» Challenge:
From the line with "What's the underlying" to the line with "Parse this screenshot: output", both included, repeat each line exactly and leave out the pictures.

A block of data
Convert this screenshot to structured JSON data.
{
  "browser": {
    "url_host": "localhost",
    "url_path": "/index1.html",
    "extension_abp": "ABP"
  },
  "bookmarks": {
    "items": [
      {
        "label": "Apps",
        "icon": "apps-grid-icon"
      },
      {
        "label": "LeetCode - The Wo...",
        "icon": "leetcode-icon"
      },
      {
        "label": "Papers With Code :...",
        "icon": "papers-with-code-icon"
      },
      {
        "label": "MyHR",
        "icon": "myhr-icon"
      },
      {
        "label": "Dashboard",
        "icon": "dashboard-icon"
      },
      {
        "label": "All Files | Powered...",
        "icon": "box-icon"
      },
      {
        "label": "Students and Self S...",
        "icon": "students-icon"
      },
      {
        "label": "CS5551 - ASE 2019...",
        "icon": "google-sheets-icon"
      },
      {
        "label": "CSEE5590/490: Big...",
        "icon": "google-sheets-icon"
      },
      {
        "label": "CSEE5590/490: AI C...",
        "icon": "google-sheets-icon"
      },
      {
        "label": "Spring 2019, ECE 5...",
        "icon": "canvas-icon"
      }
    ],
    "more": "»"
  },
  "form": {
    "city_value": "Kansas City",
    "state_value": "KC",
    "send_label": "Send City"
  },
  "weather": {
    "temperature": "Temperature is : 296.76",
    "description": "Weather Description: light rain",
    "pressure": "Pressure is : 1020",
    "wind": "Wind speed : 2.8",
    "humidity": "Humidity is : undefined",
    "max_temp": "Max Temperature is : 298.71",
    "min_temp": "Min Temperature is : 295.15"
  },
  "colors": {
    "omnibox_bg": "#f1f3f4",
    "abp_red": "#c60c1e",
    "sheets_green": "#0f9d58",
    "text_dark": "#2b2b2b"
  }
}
* * *
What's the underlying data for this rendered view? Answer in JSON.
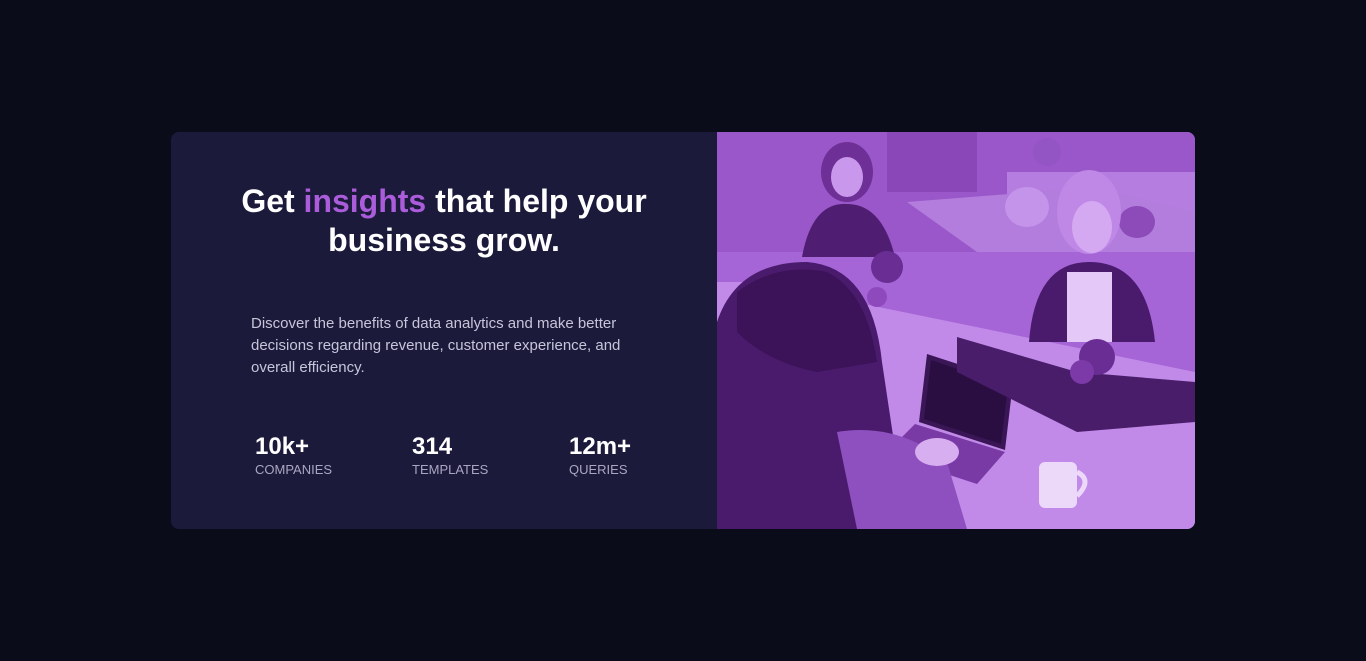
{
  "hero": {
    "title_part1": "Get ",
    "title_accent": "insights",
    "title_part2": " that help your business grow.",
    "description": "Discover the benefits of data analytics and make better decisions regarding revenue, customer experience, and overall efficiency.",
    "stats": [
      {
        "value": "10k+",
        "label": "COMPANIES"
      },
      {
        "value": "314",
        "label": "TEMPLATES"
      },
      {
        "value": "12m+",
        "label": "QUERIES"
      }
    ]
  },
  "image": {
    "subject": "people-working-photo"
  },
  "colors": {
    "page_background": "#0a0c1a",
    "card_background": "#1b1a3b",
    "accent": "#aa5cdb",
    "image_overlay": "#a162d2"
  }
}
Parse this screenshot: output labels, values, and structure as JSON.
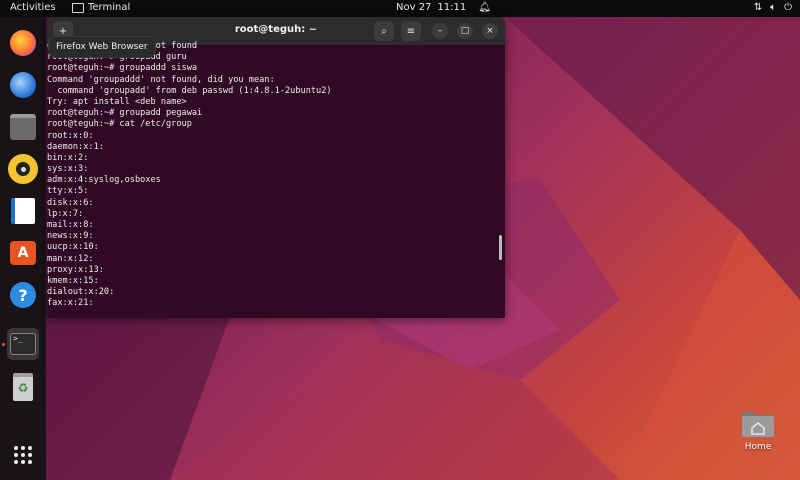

» Correct result:
What's the underlying data for this rendered view? Answer in JSON.
{
  "hero": {
    "title_part1": "Get ",
    "title_accent": "insights",
    "title_part2": " that help your business grow.",
    "description": "Discover the benefits of data analytics and make better decisions regarding revenue, customer experience, and overall efficiency.",
    "stats": [
      {
        "value": "10k+",
        "label": "COMPANIES"
      },
      {
        "value": "314",
        "label": "TEMPLATES"
      },
      {
        "value": "12m+",
        "label": "QUERIES"
      }
    ]
  },
  "image": {
    "subject": "people-working-photo"
  },
  "colors": {
    "page_background": "#0a0c1a",
    "card_background": "#1b1a3b",
    "accent": "#aa5cdb",
    "image_overlay": "#a162d2"
  }
}
Parse this screenshot: output labels, values, and structure as JSON.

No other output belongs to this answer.